# Exercise:
Go through the listing and pick out each line with the word "development" in it.

# Input records:
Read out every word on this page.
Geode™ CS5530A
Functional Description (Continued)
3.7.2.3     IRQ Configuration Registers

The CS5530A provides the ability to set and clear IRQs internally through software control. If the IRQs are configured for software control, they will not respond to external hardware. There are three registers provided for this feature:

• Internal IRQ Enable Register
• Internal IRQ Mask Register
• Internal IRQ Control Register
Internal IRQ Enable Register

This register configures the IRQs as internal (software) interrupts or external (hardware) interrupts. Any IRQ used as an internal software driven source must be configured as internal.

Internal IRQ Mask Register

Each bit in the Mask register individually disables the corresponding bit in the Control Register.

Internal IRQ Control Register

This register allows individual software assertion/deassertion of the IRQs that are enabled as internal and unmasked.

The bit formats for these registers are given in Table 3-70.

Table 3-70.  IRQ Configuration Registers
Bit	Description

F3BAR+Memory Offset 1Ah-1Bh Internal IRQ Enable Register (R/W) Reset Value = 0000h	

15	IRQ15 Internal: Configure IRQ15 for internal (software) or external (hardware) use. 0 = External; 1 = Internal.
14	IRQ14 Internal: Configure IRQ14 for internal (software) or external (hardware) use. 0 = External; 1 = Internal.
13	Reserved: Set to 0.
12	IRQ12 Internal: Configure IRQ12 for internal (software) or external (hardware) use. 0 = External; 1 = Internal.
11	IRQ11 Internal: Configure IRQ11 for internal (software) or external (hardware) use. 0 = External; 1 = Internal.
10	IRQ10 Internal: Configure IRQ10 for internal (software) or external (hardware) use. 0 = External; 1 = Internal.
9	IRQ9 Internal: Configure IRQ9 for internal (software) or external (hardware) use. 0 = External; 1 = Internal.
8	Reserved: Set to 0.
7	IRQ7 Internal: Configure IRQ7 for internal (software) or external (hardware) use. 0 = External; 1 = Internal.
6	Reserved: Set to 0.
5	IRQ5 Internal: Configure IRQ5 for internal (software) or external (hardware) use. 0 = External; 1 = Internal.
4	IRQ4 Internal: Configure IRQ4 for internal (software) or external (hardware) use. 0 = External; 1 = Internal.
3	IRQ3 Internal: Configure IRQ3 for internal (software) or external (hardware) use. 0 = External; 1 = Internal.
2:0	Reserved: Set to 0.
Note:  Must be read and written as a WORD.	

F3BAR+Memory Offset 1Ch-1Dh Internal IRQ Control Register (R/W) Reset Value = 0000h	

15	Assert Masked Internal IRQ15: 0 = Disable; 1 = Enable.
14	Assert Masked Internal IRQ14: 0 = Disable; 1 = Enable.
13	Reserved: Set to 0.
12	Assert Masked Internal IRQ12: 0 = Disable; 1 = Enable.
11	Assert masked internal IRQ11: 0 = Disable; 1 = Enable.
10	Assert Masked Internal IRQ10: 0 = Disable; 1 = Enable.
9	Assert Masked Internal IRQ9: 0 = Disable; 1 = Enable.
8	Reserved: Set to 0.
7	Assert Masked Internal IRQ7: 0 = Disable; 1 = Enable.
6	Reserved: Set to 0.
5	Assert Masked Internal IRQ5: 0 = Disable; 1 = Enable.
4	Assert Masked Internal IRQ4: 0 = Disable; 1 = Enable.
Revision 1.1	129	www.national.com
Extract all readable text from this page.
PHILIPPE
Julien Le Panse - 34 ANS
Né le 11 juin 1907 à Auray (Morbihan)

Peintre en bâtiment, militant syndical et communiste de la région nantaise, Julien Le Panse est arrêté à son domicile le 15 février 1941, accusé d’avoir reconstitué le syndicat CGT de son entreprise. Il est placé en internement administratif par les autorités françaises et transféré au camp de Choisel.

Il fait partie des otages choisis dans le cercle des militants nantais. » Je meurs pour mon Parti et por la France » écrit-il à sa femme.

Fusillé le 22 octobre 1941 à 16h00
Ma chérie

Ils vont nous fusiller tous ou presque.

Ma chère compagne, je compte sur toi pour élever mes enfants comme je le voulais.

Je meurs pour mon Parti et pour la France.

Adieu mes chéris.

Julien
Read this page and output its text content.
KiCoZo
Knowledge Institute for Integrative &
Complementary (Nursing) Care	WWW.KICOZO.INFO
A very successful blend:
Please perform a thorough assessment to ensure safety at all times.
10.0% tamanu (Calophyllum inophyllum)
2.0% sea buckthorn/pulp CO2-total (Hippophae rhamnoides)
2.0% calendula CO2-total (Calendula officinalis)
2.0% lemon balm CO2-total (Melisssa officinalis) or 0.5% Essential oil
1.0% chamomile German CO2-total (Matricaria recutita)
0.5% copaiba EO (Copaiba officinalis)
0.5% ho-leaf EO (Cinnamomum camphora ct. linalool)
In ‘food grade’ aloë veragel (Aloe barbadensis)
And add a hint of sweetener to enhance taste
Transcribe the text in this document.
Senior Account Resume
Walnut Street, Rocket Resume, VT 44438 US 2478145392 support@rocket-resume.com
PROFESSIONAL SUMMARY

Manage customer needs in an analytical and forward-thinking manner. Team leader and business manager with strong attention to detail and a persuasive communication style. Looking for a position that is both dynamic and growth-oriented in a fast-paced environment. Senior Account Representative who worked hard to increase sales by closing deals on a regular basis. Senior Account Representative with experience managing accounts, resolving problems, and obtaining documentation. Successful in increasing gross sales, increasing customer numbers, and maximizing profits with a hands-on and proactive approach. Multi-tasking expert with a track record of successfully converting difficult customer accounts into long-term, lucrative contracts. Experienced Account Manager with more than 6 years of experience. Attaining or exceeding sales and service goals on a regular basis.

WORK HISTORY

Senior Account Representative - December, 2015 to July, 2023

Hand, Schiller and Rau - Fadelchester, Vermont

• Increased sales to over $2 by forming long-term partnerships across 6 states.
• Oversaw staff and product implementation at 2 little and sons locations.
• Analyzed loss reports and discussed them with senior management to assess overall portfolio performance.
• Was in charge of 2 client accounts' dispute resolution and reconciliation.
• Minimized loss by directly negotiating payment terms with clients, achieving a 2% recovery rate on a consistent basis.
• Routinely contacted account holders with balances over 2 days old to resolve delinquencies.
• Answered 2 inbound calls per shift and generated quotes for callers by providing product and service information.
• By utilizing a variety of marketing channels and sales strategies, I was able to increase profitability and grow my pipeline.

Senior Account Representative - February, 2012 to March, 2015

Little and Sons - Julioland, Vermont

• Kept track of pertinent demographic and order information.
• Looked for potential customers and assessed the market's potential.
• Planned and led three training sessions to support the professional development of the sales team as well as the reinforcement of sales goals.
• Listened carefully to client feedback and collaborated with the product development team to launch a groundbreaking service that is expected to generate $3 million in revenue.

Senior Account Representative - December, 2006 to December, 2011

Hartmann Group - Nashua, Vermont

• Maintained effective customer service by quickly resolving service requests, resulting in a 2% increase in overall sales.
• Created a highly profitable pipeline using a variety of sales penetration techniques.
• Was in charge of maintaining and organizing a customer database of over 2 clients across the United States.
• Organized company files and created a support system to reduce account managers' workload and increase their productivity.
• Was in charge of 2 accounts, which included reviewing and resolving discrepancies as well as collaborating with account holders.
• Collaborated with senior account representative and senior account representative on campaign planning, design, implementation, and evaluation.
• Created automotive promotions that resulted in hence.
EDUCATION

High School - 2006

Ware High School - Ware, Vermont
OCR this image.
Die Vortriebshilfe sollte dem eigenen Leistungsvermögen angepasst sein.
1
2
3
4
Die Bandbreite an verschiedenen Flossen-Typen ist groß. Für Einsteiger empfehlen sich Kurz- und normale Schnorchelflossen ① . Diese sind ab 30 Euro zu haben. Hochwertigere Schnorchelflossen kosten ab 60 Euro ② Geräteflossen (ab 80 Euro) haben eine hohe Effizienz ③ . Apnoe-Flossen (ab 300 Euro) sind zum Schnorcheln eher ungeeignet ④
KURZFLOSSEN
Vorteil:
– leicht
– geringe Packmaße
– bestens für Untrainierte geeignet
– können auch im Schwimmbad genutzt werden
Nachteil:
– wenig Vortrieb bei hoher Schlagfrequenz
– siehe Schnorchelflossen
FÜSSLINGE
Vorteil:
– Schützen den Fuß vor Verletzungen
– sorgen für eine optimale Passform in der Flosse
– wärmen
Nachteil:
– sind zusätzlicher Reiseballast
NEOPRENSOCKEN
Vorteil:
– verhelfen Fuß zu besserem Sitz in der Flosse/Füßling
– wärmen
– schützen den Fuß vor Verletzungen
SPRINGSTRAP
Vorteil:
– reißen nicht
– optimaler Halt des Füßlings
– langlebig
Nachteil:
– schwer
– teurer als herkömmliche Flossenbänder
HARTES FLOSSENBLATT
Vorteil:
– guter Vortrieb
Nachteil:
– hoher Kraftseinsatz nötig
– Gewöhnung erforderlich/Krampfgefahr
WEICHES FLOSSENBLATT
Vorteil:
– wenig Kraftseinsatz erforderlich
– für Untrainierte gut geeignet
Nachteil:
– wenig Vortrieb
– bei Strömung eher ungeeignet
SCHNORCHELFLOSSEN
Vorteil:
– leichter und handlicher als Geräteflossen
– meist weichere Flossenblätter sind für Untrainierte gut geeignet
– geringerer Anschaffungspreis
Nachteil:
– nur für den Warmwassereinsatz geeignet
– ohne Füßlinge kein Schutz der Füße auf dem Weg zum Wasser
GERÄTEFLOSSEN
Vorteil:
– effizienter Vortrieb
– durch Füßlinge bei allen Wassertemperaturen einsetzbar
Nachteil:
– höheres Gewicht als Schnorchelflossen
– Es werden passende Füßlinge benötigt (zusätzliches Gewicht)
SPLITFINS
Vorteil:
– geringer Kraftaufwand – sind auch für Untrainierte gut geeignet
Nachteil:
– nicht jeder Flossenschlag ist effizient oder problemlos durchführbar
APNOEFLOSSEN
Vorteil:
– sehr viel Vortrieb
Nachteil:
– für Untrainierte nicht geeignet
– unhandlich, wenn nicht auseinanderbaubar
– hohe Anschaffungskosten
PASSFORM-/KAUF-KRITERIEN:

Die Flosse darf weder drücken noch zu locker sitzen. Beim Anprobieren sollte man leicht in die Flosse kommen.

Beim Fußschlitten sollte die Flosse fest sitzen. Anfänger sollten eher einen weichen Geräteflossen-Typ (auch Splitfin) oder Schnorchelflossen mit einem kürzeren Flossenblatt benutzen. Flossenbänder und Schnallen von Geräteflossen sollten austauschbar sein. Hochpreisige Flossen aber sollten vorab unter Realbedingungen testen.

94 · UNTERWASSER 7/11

# Solution to the exercise:
• Planned and led three training sessions to support the professional development of the sales team as well as the reinforcement of sales goals.
• Listened carefully to client feedback and collaborated with the product development team to launch a groundbreaking service that is expected to generate $3 million in revenue.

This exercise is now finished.